**Given request:** Using the listing below, copy every line that mentions "JSON".

**Data shown:**
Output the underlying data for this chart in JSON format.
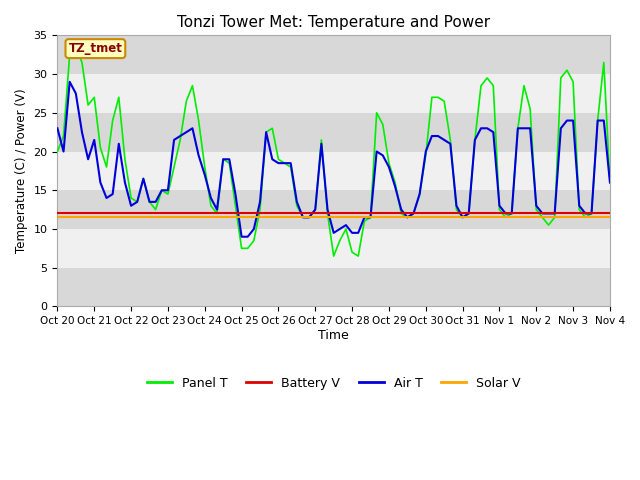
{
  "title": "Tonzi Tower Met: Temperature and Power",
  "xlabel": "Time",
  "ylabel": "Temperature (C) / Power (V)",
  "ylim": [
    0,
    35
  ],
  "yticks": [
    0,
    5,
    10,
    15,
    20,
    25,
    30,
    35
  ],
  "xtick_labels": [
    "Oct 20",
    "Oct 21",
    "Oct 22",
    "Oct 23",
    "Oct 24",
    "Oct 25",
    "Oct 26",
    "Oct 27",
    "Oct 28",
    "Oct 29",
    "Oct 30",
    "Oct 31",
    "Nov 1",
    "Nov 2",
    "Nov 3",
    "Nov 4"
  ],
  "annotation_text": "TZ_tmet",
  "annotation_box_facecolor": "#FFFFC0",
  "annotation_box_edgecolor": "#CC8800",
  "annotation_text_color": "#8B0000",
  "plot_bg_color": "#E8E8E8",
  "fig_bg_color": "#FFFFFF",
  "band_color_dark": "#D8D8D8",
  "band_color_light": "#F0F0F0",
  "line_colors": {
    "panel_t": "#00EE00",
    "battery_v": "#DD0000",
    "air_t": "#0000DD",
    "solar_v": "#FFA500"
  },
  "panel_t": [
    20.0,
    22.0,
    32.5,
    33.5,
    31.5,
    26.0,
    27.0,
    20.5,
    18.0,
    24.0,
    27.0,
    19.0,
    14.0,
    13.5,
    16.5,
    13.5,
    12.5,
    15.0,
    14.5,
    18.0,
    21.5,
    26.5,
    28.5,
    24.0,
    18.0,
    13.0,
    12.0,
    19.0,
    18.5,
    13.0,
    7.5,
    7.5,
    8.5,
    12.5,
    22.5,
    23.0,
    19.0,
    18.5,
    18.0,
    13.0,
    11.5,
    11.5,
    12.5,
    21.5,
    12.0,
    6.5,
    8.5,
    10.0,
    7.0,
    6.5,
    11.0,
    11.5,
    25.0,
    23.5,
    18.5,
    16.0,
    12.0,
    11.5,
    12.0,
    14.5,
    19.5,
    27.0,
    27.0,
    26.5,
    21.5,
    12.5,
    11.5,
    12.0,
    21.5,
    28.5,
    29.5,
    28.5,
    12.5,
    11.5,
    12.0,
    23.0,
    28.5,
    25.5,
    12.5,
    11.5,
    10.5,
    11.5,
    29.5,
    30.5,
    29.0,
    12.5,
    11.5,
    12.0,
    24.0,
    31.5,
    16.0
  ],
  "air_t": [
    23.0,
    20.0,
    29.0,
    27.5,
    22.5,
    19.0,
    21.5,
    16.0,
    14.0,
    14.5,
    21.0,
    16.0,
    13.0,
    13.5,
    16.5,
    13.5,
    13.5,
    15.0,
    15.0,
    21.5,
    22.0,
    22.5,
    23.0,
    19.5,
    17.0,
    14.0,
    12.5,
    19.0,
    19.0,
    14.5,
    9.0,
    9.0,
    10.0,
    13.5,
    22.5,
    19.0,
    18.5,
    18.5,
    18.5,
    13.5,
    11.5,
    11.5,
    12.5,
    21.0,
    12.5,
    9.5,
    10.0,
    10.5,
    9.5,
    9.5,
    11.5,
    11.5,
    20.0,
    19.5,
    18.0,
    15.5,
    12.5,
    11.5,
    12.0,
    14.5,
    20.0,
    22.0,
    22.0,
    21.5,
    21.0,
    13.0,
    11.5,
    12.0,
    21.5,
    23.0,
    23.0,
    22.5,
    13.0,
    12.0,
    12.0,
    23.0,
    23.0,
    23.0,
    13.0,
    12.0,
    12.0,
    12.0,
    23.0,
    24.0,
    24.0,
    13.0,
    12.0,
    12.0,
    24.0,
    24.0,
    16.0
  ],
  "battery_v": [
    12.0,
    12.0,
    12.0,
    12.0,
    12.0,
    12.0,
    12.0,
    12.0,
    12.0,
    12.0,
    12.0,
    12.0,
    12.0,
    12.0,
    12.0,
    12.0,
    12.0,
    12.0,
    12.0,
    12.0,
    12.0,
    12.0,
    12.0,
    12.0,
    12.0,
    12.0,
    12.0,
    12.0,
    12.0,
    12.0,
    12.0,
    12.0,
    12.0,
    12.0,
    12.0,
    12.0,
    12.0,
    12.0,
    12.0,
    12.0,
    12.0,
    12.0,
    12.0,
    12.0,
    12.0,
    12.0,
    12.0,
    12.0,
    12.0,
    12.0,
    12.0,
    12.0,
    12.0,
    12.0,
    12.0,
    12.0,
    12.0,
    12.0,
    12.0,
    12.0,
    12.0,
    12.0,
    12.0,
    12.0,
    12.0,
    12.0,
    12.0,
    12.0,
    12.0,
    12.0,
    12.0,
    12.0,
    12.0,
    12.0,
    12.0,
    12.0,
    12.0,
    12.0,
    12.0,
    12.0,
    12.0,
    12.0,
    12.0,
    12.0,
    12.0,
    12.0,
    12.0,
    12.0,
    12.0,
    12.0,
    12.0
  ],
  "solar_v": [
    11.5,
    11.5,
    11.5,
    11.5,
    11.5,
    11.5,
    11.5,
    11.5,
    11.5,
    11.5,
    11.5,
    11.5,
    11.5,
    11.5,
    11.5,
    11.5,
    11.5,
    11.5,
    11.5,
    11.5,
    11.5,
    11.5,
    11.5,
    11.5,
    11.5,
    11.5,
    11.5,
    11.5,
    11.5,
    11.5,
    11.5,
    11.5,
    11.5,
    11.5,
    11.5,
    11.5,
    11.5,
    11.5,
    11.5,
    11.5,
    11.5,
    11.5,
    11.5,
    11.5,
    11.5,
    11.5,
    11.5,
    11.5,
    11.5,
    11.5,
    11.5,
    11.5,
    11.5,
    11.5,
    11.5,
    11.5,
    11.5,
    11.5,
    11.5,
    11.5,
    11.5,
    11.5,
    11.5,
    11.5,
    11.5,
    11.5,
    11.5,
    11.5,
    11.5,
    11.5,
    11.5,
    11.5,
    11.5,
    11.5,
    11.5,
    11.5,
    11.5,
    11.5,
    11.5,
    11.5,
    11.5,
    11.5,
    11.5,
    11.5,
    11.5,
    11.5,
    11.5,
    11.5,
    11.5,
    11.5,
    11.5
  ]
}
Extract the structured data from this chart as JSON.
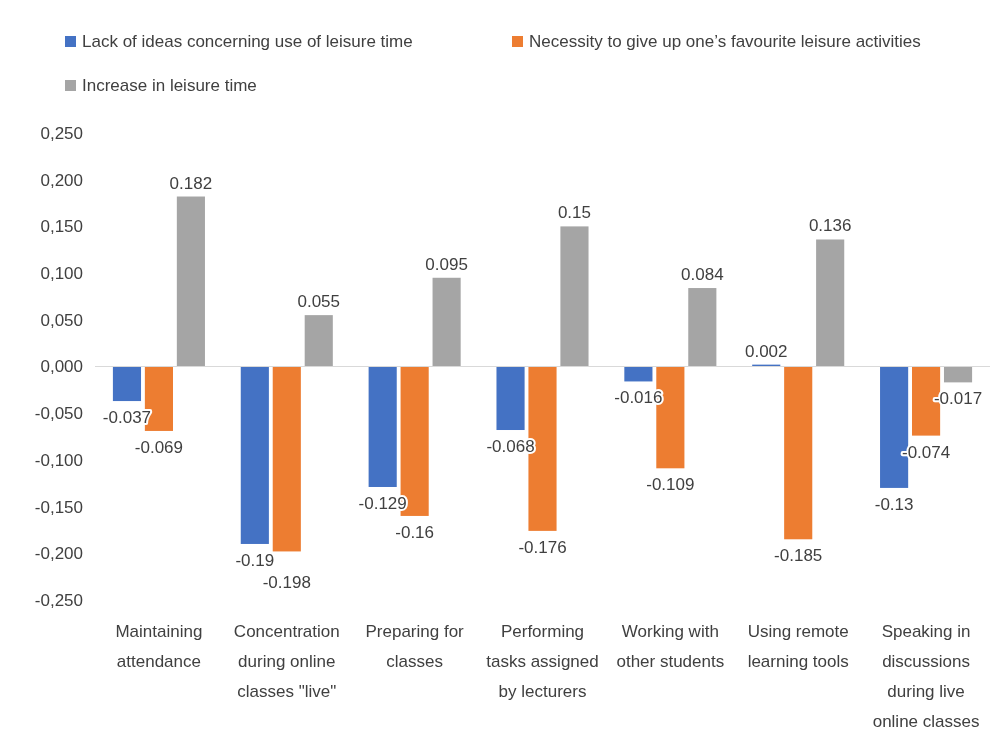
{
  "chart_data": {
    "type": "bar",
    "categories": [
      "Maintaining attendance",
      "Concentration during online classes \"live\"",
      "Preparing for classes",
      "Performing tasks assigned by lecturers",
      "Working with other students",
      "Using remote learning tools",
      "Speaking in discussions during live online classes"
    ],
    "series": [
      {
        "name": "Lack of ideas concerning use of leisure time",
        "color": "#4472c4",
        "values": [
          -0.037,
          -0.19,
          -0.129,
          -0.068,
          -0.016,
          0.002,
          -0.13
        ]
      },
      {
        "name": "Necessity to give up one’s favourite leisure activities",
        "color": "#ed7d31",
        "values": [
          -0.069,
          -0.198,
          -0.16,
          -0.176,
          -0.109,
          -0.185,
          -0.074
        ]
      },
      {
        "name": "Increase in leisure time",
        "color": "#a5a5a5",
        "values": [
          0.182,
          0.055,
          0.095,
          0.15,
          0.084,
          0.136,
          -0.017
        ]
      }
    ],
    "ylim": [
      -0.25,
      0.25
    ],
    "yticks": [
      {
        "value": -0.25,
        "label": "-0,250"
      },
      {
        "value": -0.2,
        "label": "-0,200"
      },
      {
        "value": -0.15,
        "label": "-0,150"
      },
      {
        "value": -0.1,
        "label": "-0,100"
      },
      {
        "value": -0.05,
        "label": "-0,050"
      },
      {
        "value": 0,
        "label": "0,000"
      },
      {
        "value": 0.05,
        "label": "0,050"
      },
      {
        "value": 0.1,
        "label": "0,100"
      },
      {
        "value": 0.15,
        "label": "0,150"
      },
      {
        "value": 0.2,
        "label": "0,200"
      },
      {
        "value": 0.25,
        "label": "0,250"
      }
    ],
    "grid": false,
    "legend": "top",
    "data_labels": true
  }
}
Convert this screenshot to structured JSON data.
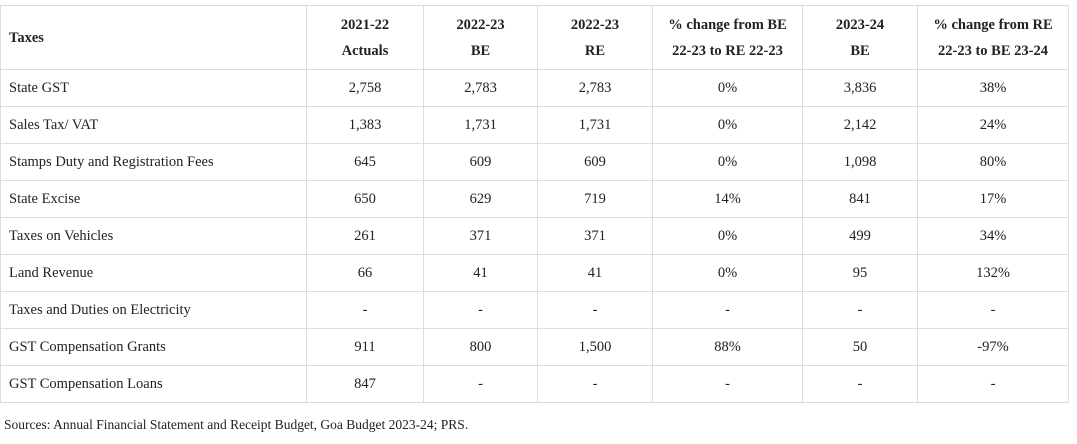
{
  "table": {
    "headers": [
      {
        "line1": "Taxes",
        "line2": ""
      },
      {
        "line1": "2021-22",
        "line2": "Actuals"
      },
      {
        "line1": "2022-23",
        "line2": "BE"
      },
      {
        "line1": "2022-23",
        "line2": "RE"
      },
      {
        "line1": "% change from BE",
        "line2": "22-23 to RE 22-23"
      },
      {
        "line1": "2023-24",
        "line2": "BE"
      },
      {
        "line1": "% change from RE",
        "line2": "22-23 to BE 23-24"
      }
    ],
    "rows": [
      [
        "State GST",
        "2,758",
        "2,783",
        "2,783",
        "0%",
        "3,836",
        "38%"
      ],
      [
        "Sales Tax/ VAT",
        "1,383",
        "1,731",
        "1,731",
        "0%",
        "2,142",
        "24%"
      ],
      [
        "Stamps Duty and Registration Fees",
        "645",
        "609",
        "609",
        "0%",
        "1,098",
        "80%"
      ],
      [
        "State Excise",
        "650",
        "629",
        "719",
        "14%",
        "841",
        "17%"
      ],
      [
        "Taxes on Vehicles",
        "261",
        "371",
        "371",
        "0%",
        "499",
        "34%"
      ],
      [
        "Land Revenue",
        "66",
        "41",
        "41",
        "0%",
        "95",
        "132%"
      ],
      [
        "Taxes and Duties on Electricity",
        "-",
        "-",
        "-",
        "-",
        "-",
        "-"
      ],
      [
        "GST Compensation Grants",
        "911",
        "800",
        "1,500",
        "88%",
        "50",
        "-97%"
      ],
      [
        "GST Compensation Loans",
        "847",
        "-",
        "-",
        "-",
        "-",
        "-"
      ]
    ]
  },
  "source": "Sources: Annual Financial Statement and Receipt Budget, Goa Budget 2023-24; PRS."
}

**Answer to this exercise:**
Output the underlying data for this chart in JSON format.
Extract the structured data from this chart as JSON.
Convert this screenshot to structured JSON data.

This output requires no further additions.